# Task description:
Find the string "TetherUS" in the entries and copy each line that has it.

— START Exercise input —

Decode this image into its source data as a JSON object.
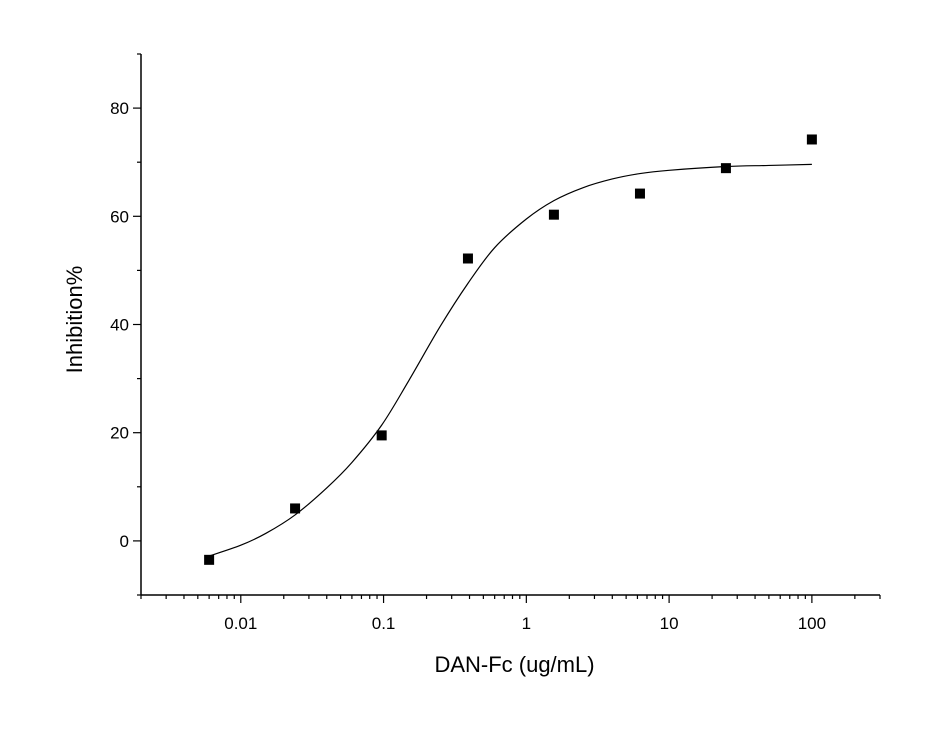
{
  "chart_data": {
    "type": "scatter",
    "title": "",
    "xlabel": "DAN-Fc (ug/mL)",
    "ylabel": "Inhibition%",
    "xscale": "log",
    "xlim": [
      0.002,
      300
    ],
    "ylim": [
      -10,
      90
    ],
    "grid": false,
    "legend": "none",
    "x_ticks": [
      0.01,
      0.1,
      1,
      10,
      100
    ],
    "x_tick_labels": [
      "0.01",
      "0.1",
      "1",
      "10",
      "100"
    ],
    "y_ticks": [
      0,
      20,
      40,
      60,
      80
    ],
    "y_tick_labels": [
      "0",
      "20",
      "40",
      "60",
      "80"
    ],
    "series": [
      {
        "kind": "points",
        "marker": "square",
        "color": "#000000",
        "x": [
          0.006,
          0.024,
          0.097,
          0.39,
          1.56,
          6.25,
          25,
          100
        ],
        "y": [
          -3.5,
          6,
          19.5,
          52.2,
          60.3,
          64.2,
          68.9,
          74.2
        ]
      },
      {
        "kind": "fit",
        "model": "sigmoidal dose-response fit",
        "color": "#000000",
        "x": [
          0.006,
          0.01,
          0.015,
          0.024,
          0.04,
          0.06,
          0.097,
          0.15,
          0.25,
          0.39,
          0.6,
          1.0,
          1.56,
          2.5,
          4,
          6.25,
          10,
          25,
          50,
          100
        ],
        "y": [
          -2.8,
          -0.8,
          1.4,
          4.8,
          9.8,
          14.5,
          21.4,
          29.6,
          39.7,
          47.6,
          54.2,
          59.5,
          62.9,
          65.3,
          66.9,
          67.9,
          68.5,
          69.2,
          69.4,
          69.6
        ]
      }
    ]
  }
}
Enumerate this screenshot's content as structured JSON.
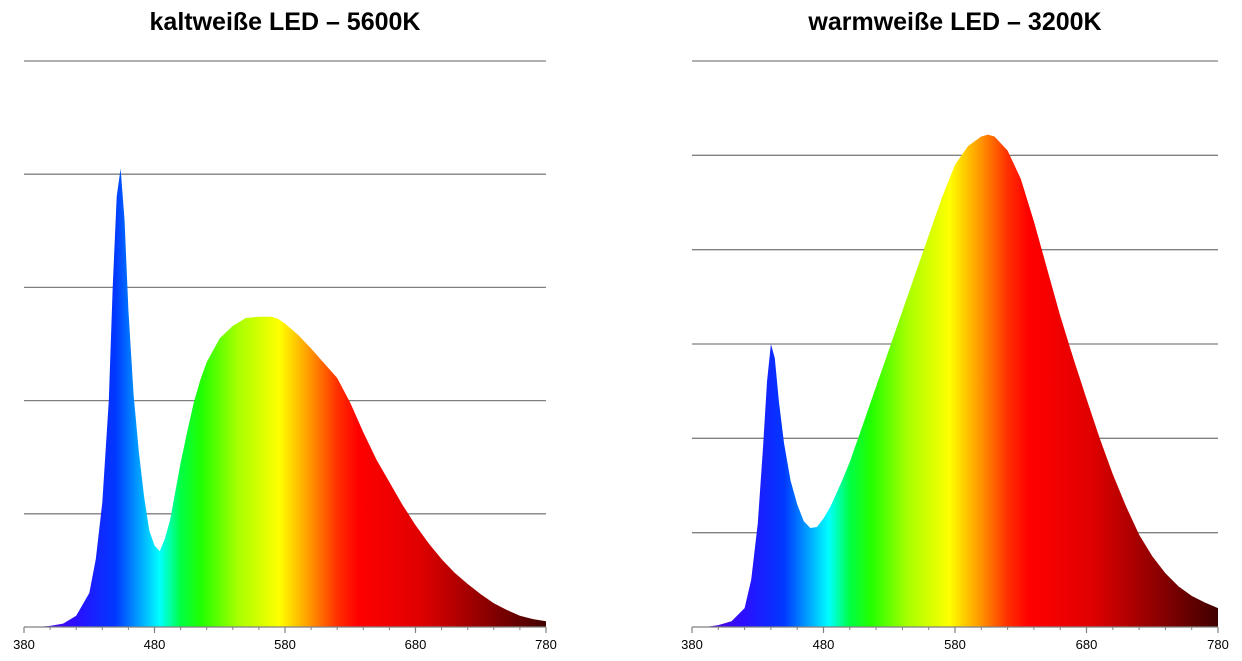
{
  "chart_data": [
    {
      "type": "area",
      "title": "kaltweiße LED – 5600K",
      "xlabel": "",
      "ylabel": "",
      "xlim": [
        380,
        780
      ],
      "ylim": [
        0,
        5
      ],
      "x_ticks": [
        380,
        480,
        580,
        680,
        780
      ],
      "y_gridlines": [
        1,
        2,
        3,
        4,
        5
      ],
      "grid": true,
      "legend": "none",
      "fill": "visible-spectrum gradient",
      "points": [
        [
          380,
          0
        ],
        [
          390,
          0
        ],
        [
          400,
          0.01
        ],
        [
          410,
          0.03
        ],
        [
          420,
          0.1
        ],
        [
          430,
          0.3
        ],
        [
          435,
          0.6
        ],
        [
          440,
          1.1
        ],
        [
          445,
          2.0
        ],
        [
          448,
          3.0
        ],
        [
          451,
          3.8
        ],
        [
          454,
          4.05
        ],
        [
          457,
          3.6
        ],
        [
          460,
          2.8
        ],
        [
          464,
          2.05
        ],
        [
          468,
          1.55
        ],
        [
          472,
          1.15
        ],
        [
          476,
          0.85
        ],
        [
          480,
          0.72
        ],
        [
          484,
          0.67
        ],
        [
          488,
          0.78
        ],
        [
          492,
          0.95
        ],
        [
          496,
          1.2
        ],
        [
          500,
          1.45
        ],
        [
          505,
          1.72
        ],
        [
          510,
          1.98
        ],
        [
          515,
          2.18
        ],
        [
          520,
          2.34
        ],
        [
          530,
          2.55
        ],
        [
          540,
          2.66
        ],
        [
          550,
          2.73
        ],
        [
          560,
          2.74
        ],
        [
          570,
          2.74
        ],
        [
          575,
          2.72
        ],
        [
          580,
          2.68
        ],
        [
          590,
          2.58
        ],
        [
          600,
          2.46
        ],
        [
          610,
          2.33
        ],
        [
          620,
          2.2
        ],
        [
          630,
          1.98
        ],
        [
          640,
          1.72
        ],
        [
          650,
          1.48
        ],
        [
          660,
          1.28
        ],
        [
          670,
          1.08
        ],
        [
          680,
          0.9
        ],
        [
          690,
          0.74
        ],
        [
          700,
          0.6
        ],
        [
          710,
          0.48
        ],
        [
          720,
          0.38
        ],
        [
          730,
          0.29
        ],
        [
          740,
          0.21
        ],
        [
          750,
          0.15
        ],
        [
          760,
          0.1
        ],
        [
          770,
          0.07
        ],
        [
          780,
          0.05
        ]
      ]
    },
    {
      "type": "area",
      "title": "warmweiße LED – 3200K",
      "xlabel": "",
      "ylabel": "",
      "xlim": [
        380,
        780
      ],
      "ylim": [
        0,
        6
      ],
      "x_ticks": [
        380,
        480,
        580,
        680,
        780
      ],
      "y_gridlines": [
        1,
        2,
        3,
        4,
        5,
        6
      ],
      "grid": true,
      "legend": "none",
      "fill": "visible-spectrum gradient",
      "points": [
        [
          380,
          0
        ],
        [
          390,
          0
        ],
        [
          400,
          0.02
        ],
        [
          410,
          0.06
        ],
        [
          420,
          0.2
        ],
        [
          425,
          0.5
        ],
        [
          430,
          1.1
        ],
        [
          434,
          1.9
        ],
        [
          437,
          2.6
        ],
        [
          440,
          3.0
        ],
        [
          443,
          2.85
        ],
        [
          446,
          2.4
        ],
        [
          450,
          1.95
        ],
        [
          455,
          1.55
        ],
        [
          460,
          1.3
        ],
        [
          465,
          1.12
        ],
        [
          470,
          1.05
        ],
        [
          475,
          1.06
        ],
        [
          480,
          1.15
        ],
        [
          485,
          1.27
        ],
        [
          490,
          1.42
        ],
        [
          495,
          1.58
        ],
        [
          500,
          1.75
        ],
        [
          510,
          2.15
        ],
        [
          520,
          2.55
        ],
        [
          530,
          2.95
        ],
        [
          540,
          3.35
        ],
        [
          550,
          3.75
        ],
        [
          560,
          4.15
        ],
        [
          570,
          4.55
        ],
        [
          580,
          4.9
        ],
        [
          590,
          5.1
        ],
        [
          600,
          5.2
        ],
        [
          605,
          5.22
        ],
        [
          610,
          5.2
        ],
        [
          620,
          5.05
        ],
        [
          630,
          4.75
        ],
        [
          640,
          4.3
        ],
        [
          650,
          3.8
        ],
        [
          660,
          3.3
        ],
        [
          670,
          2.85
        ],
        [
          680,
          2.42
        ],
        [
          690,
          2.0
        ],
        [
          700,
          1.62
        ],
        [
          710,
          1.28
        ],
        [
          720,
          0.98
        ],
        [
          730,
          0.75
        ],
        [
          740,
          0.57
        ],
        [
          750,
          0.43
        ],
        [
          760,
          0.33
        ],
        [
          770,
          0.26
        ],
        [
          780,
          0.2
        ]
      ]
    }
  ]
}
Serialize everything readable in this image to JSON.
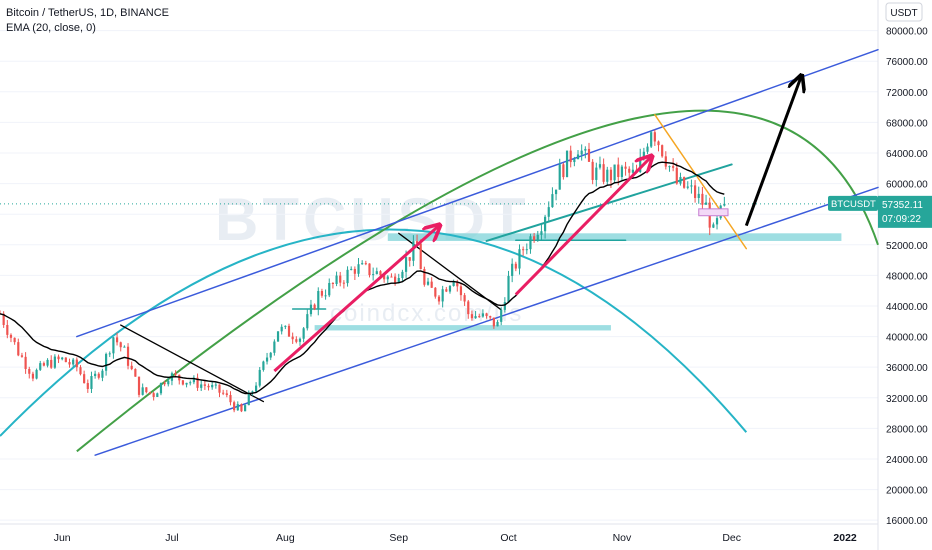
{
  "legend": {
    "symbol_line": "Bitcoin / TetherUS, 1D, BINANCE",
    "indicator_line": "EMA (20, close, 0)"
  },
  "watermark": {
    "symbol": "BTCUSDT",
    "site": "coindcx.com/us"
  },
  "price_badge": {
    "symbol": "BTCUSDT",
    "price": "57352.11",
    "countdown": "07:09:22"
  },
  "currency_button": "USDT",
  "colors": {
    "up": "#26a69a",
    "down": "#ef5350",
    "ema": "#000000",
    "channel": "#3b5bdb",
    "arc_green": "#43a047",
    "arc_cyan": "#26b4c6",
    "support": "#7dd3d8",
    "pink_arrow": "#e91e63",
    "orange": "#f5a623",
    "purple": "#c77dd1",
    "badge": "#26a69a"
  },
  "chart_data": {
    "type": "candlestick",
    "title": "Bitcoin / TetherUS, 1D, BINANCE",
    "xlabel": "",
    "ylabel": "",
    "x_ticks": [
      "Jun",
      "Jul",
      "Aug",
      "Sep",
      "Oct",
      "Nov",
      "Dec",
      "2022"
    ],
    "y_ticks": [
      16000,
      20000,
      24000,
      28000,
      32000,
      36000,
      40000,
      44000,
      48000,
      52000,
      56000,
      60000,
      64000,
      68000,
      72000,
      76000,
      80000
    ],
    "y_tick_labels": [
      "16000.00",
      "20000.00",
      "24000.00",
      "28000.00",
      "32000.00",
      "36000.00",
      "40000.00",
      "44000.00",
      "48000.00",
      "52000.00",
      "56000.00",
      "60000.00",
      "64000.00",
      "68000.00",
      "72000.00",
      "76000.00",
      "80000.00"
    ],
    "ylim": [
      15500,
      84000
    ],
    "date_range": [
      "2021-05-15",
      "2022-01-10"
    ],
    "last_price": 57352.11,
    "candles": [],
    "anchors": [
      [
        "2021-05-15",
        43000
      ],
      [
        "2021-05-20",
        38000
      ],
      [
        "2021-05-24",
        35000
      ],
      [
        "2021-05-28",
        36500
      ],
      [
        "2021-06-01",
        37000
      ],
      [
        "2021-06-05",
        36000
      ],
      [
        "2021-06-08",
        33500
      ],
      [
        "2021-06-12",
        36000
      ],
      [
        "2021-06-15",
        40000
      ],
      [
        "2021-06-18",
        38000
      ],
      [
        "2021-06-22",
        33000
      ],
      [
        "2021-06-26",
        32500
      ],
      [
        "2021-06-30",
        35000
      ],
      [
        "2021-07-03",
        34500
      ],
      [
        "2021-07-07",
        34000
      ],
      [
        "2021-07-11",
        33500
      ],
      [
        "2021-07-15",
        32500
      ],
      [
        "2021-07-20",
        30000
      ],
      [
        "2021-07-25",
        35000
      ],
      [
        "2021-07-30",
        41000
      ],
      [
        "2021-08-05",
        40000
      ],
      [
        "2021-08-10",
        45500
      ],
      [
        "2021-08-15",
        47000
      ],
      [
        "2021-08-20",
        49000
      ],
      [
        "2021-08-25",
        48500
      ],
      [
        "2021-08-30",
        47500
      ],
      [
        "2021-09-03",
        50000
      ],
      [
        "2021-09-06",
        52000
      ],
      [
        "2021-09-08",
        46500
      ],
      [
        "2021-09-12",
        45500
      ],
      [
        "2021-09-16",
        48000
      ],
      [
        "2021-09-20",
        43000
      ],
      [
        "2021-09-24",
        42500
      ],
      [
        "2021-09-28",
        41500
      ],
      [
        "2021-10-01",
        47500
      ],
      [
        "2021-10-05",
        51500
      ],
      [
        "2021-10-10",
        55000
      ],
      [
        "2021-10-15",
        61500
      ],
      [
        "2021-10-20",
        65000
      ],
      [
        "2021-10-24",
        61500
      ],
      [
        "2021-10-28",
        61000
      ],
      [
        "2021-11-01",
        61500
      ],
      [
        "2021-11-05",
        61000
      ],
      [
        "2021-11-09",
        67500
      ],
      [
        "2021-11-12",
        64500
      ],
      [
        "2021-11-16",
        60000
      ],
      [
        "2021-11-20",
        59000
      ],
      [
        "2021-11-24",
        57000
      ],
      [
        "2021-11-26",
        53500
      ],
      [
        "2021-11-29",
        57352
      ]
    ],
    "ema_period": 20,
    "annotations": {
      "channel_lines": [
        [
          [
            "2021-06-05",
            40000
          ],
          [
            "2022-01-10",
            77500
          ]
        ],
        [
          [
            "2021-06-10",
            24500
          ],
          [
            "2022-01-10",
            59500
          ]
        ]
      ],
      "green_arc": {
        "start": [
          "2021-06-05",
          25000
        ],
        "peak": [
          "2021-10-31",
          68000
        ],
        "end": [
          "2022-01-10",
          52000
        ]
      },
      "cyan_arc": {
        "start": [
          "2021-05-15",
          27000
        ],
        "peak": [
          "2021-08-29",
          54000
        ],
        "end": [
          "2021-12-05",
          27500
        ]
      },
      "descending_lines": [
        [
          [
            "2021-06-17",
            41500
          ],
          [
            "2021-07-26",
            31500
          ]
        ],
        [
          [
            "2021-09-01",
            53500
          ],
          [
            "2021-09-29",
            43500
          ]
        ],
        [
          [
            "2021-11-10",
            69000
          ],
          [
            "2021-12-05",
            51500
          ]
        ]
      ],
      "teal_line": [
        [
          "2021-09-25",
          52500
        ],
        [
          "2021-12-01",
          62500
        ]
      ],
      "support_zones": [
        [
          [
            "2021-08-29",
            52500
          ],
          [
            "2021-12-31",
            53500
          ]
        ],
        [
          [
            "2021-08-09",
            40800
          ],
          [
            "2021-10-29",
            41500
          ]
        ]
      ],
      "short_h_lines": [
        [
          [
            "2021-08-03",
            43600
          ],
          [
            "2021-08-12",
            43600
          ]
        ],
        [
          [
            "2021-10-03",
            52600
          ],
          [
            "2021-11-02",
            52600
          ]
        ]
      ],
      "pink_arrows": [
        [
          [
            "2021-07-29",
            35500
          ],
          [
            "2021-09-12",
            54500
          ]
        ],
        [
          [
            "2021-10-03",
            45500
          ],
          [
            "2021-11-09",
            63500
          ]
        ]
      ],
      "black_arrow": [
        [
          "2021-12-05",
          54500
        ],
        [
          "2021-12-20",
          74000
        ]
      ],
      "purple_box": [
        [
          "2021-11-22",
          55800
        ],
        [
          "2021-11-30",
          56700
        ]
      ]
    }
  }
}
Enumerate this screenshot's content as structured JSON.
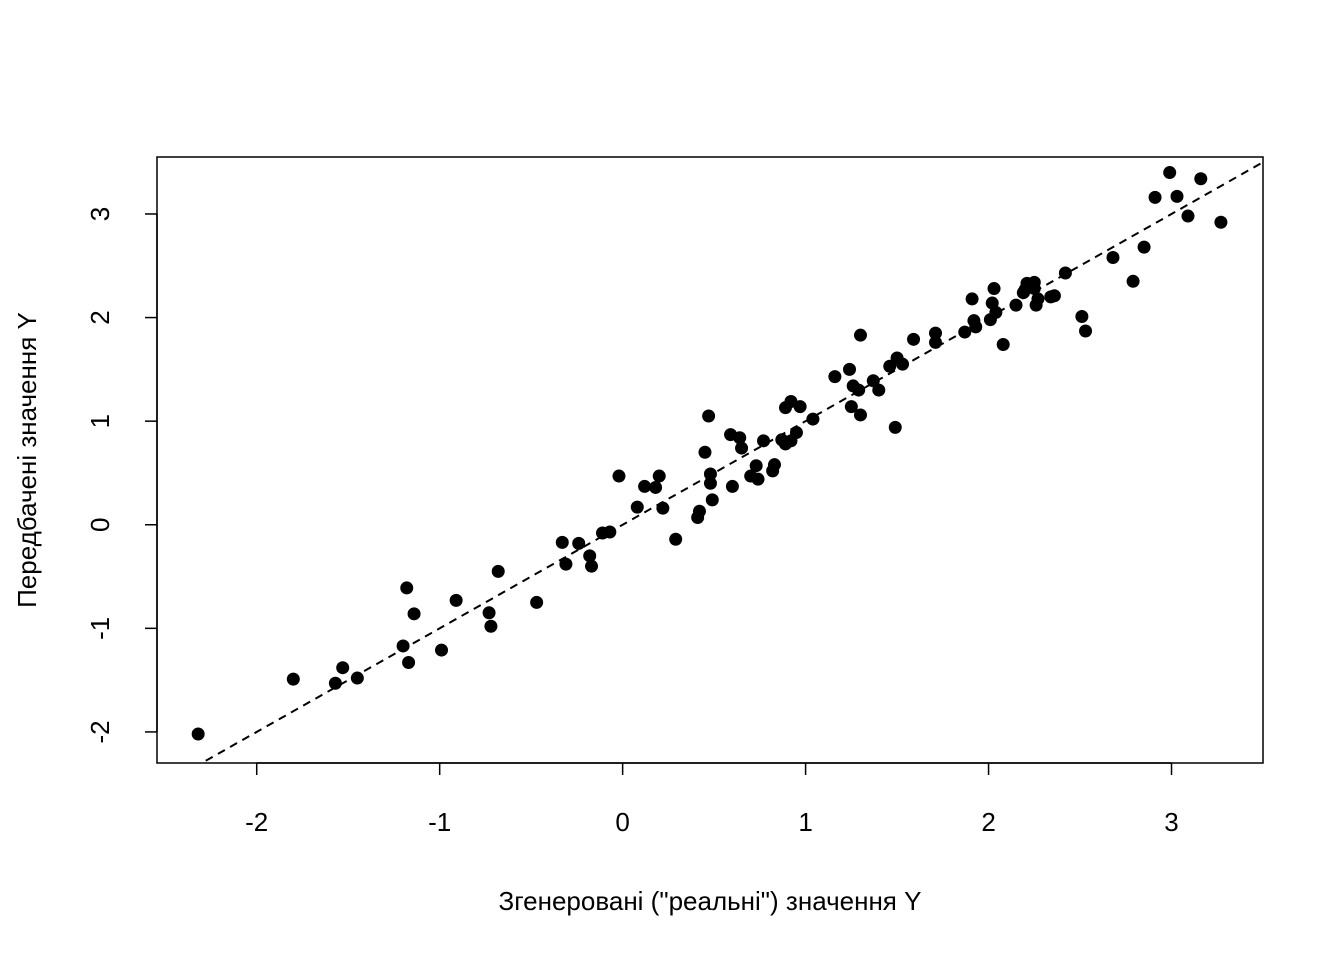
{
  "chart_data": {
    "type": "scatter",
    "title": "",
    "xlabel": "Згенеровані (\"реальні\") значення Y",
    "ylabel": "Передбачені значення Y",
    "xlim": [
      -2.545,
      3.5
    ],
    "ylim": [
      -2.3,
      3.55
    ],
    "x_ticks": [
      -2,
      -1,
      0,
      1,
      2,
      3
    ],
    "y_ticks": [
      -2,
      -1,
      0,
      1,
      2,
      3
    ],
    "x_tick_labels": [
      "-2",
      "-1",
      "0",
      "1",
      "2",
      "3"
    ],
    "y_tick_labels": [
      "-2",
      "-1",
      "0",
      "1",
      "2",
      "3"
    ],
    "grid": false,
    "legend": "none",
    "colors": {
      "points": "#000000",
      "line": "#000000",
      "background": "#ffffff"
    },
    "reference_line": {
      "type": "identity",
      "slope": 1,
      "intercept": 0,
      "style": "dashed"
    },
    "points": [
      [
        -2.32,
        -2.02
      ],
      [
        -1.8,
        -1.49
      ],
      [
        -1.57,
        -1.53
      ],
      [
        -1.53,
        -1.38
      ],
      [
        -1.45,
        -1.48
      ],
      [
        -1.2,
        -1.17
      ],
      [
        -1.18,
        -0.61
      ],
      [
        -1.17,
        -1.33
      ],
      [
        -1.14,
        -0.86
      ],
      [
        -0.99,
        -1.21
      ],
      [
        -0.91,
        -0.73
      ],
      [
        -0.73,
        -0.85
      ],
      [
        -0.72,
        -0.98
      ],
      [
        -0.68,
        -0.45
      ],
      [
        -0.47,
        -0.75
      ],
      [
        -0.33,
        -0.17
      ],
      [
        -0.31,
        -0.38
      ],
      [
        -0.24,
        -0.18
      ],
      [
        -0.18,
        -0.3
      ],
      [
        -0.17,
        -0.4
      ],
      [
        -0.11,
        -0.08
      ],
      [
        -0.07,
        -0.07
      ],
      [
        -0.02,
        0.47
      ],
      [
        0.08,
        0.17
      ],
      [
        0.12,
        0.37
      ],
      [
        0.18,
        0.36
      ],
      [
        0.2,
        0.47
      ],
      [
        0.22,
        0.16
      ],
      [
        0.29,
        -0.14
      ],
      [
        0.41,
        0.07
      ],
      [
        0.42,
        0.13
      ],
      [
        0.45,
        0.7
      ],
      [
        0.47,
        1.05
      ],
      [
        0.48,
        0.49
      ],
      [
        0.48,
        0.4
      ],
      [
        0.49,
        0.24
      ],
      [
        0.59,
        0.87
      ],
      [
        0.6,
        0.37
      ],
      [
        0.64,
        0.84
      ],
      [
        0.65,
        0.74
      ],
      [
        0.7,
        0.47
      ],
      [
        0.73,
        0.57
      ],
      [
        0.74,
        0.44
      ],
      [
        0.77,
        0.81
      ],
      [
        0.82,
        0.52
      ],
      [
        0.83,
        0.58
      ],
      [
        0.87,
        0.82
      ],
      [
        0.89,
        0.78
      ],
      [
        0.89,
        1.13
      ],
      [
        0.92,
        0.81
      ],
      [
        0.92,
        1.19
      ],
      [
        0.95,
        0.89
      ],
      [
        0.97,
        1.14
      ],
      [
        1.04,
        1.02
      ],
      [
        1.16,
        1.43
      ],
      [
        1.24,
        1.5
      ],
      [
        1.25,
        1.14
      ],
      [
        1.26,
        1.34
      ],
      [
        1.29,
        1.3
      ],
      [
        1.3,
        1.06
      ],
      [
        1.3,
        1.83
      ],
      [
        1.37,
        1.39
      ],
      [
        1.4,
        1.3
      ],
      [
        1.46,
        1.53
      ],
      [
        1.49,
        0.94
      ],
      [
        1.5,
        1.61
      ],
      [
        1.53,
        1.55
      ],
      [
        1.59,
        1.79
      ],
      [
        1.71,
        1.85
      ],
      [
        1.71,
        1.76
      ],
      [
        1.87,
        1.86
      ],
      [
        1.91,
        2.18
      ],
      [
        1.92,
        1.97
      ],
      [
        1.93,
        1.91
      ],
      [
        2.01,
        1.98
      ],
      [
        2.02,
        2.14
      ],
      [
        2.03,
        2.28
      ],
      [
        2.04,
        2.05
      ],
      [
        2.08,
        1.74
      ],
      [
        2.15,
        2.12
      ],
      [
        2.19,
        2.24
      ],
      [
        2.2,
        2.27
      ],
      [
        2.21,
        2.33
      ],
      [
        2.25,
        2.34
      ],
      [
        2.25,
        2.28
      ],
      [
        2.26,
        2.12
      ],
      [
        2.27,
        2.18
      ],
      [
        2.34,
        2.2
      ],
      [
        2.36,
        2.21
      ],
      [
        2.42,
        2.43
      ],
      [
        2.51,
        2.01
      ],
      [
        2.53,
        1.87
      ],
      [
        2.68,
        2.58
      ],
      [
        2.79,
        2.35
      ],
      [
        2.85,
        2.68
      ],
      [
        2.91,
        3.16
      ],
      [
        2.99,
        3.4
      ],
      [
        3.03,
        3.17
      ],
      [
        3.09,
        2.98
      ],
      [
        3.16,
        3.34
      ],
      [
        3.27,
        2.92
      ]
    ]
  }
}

— END Exercise input —

# Solution to this exercise:
    "symbol_line": "Bitcoin / TetherUS, 1D, BINANCE",
    "title": "Bitcoin / TetherUS, 1D, BINANCE",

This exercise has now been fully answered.